■ Tarea indicada ■
¿Puedes seguir escribiendo el texto sobre el estado de las cosas y la posmodernidad a partir de su última oración?

■ Fragmento proporcionado ■

^^^^^^^^

TRES TIEMPOS
tres reseñas por LOVAT
1
Hace mucho tiempo que no le echamos
un vistazo al estado de las cosas, tan preocupados como parecemos
por las cosas del Estado, cuyos desmanes políticos, éticos
y estéticos nos fascinan y nos procuran esa sensación
morbosa y lúbrica que nos da la prensa del corazón,
cuyos fines y medios tanto han calado en todos los campos de
lo impreso, desde la crítica literaria a la crónica
política. Más nos interesa el gallo del tenor,
los puñetazos entre novelistas, o los exabruptos de políticos,
que lo cantado, lo escrito o lo legislado. Tengo para mí
que esto no es más que la pequeña revancha que
nos permitimos a cambio de aceptar que son ellos los que detentan
el poder, cualquier clase de poder, y no nosotros; sus privilegios
llevan aparejada la obligación de la picota. Eso nos
libera de la muy angustiosa posibilidad de plantearnos qué
cosa pueda ser el poder y cómo se ejerce cualquiera de
los poderes, político, ético o estético,
que nos circundan y, tan a menudo nos circuncidan. Claro que
esto forma parte también del estado de las cosas que
tan abandonado tenemos, si hacemos caso al muy catastrofista
juicio de este reseñador. Vivimos en un momento de confusión,
lo que habrán pensado todos cuantos hayan vivido hasta
el momento, en el que se han perdido referencias para unos,
enemigos para otros, y la historia para todos, en expresión
del norteamericano de nombre japonés que todos sabemos
y que ha sido, desde luego para él, afortunada. El fin
de la historia acarreó la derrota de la modernidad y
el triunfo de la posmodernidad, esto es, el fin de la dialéctica
como motor. Al menos, a tal conclusión parece haberse
llegado y desde tal conclusión parece que se va escribiendo,
pintando, esculpiendo, o lo que ustedes gusten. No pretendo
elucubrar aquí sobre el significado de la palabra posmodernidad,
aunque me temo que poco tiene que ver con vacuidades como las
de Pedro Almodóvar o Costus, cuyas obras, dejémoslo
así, nos han presentado como paradigma de la tal.

^^^^^^^^

(Registros en bruto)

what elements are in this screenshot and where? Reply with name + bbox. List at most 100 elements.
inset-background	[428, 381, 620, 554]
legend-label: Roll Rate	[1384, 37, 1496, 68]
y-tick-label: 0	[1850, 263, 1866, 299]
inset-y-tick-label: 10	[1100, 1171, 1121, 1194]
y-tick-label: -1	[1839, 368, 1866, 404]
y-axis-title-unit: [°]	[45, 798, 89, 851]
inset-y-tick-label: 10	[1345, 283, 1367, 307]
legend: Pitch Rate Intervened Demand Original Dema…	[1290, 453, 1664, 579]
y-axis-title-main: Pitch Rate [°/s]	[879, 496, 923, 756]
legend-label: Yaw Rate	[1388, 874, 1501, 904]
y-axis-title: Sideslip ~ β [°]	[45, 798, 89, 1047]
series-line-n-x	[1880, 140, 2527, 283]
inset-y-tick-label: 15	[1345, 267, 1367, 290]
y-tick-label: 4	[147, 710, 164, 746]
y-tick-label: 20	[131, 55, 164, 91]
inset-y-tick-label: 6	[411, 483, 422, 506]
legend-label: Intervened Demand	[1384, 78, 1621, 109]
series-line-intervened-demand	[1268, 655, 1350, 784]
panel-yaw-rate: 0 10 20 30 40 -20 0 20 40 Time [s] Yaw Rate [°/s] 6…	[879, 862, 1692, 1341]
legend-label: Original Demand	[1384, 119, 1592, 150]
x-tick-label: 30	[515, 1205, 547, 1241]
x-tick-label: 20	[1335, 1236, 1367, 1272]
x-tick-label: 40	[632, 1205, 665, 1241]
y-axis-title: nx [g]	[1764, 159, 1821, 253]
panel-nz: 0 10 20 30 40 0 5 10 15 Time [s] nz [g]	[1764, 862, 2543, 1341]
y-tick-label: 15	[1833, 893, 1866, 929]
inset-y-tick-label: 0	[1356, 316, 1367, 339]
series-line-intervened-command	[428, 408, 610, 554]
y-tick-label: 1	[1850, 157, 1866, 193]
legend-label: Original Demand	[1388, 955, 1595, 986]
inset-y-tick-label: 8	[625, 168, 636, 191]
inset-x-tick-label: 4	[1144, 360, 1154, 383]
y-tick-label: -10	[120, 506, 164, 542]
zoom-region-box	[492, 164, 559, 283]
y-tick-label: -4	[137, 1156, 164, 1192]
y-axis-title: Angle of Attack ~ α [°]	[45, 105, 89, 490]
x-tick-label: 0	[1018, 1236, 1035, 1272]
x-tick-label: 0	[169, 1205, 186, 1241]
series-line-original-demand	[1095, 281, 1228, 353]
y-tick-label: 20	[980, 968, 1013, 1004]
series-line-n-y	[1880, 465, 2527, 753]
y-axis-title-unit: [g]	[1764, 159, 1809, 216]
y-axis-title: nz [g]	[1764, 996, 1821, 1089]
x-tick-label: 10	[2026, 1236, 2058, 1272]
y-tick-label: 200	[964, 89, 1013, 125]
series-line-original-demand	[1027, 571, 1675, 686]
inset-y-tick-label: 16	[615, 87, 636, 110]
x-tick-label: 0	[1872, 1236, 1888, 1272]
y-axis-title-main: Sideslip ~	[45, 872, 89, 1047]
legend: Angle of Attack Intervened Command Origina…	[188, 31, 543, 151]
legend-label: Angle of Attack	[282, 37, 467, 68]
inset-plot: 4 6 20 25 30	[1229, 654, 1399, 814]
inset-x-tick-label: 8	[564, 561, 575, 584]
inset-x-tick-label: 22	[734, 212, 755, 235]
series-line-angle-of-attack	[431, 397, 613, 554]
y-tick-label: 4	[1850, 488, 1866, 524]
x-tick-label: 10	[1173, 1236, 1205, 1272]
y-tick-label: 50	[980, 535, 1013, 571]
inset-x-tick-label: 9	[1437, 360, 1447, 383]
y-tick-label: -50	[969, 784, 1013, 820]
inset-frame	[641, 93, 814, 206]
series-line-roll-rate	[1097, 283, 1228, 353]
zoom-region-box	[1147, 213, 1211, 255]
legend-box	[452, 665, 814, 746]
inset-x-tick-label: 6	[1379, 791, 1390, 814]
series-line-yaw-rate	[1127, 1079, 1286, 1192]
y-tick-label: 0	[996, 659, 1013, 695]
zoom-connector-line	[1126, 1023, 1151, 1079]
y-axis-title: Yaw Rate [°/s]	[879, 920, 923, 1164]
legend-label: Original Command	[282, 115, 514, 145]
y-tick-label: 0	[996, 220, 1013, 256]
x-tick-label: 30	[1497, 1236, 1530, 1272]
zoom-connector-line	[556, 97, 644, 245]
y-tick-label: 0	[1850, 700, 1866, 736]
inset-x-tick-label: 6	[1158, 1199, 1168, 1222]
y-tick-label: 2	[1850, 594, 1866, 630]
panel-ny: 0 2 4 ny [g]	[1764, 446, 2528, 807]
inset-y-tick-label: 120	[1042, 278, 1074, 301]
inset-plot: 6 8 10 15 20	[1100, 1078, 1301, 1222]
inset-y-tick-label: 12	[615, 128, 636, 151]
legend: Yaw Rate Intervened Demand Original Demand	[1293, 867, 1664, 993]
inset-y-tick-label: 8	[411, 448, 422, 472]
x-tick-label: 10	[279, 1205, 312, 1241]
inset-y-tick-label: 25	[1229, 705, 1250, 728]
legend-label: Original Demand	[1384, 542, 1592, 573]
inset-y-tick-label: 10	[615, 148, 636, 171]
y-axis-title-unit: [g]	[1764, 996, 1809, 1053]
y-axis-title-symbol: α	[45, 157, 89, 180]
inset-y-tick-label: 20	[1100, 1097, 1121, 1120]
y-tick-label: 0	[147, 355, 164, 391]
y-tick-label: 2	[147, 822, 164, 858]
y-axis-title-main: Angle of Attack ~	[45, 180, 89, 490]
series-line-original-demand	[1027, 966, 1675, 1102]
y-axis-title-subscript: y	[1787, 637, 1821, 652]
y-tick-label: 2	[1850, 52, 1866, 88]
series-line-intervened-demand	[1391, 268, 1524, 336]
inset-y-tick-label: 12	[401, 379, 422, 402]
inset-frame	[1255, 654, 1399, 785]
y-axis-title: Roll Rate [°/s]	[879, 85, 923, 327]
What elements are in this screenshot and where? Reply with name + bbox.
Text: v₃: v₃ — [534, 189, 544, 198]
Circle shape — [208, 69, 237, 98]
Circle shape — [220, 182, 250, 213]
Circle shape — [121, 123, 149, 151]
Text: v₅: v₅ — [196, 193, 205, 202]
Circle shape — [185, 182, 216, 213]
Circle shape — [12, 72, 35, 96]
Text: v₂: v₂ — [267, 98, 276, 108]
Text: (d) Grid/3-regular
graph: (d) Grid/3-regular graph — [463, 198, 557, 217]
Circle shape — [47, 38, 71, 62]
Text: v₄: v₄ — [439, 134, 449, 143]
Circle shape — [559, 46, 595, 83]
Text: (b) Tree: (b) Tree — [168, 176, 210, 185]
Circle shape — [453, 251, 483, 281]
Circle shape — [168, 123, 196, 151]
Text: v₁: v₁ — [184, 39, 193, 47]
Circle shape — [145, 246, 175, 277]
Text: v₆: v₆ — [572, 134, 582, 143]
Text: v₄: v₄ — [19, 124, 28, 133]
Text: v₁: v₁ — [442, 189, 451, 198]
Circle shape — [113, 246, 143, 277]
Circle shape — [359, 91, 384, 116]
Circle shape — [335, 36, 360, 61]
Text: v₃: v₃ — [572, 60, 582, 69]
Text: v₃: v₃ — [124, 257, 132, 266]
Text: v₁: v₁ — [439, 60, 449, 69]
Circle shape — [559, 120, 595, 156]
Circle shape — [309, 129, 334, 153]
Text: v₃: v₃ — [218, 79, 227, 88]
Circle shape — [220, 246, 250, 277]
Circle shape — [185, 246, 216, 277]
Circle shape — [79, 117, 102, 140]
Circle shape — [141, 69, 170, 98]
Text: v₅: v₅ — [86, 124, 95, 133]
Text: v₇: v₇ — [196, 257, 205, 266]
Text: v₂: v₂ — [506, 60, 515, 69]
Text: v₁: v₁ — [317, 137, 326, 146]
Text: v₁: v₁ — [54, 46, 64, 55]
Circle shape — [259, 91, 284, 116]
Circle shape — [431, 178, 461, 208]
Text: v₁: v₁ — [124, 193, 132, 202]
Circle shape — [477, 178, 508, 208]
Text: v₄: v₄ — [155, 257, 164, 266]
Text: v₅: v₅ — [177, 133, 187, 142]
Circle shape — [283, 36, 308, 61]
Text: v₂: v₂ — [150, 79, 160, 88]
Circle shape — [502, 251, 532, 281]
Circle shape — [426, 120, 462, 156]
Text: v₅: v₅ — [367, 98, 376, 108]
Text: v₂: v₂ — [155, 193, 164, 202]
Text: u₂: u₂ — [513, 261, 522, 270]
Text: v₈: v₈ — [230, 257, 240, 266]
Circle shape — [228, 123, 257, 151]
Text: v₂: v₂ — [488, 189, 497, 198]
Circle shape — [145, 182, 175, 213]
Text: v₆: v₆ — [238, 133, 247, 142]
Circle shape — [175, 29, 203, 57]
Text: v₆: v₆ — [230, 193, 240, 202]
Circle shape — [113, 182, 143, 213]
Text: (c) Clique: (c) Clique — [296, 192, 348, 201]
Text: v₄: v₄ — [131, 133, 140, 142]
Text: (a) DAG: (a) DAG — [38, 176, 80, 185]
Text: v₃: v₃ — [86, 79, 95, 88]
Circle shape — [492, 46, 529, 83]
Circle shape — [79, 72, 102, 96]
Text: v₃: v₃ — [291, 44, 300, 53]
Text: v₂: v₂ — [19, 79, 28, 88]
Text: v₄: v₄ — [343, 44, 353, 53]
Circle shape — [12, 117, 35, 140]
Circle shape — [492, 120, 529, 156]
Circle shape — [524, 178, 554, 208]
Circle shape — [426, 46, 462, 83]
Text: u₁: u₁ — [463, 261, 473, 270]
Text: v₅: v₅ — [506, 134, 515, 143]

^^^^^^^^

■ Resultado obtenido ■
Acerca
del estado de las cosas han escrito un grupo de jóvenes
pensadores por encargo de la editorial Ópera Prima, y
de tal encargo ha surgido el libro Que piensen ellos (2001),
reunión de ventiseis artículos, o microensayos,
como prefiere la editorial llamarlos. Desde la educación,
al nacionalismo, que no puede faltar en ningún debate
que se precie, o el "papel" que Wojtila tiene en el
pensamiento actual, pasando por cuestiones como la percepción
del propio cuerpo, la posibilidad de un lenguaje poético
o la ontología de la violencia, los autores, de los que
no destaco a ninguno, pues cada uno de sus trabajos crece al
estar trabado con los demás, pasean por los lugares del
presente con un desparpajo que para sí quisieran tantos
y tantos de los santones de los que ahora se dan a la filosofía
del avestruz, cuando no a la autoayuda teñida. Cada uno
de ellos con personalidad, y muy poderosa, y armados de una
subjetividad muy saludable en estos tiempos en que la objetividad
tan pronunciada parece servir para lo mismo que el papel de
fumar: para cogérsela sin mancharse. Sin embargo, creo
notar tres rasgos comunes en todos los artículos presentados:
La asunción del presente no sólo como objeto de
estudio, sino como método de trabajo; quiero decir, los
filósofos, dicho sea con toda propiedad, no buscan un
pensamiento total, ni, por tanto, totalitario, sino que se fijan
en aspectos parciales de la realidad, al que el rigor en la
reflexión conecta con otros muchos, consiguiendo que
lo que en un principio no eran más que pizcas adquieran
un verdadero sentido histórico; este libro articula de
un modo nuevo el pensamiento estructural, incidiendo en la importancia
que la semiótica ha adquirido en todas las ramas del
pensamiento.
En segundo lugar está el humor; un humor fértil,
verdadero constructor y relativizador del pensamiento, consciente
y que nos recuerda, a mí al menos, al Gracián
del Arte y Agudeza de Ingenio; humor que alcanza la validez
de un sistema crítico coherente y, por tanto, cruel.
Sin contar con que algunos de los chistes trabados aquí
son de caerse al suelo.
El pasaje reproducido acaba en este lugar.